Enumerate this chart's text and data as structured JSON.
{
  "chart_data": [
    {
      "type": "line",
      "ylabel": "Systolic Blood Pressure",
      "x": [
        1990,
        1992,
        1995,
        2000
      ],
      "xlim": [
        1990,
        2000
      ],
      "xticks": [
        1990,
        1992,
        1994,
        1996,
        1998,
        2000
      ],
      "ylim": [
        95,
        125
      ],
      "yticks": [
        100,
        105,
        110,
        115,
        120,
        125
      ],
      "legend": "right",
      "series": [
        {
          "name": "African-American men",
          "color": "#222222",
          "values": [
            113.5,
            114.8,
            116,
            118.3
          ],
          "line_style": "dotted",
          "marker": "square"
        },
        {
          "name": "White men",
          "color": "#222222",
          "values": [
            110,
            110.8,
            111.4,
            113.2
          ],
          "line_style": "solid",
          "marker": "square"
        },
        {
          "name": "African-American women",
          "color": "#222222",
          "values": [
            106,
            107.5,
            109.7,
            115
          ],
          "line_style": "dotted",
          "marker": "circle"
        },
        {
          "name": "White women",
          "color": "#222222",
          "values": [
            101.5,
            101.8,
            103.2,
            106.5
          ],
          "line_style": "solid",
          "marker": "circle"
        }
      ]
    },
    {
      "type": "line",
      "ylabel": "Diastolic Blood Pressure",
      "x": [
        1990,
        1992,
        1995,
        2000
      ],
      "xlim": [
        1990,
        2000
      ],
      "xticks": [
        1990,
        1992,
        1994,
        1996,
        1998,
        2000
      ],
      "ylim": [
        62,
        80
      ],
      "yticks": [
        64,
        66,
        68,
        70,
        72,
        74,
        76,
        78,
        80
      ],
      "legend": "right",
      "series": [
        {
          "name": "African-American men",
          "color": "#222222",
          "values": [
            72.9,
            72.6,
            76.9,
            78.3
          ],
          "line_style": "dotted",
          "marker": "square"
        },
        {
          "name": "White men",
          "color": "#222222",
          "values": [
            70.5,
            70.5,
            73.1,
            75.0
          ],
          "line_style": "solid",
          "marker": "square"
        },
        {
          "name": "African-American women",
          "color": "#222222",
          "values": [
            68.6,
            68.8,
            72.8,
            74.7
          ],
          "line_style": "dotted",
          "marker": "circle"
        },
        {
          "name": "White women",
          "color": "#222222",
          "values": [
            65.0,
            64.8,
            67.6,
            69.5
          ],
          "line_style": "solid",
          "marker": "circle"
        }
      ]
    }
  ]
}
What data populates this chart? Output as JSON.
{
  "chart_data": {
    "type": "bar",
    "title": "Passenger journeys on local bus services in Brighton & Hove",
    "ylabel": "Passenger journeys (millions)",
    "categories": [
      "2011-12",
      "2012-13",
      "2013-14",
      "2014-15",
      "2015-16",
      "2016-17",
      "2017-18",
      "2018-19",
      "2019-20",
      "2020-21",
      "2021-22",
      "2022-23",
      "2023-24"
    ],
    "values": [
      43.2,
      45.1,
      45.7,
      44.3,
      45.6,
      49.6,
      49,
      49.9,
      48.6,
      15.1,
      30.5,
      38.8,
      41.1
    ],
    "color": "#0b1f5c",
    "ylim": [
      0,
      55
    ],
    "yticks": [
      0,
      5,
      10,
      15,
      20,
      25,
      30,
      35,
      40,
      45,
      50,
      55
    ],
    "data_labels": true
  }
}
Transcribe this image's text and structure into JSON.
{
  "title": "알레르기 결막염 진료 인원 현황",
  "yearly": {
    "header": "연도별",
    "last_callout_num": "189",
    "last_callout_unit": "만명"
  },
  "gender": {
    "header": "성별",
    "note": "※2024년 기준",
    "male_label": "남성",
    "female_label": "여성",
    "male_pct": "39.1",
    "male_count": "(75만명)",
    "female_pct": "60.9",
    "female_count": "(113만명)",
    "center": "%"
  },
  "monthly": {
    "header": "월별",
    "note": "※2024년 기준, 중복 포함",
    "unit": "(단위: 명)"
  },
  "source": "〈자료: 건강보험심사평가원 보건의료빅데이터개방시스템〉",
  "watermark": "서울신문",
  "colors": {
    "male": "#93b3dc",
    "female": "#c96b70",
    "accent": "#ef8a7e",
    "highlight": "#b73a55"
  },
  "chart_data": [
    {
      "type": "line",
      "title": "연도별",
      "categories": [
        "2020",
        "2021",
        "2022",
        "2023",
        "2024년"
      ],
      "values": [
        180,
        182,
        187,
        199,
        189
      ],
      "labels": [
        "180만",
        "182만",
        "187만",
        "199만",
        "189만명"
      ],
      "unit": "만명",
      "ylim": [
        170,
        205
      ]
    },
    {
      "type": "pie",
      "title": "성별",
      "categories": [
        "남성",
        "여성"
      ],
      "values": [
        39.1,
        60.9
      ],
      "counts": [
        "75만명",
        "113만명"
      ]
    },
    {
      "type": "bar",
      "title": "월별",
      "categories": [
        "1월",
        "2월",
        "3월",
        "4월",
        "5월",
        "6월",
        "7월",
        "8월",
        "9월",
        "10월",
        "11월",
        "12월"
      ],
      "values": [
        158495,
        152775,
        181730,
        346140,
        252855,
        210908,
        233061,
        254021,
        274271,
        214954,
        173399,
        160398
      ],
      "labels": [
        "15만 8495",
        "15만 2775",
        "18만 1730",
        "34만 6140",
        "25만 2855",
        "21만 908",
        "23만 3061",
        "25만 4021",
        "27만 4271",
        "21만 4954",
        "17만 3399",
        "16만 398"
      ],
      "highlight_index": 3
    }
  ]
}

» **INSTRUCTIONS TO FOLLOW**
Copy each line of the records that contains the word "journeys".

» **EXPECTED ANSWER**
    "title": "Passenger journeys on local bus services in Brighton & Hove",
    "ylabel": "Passenger journeys (millions)",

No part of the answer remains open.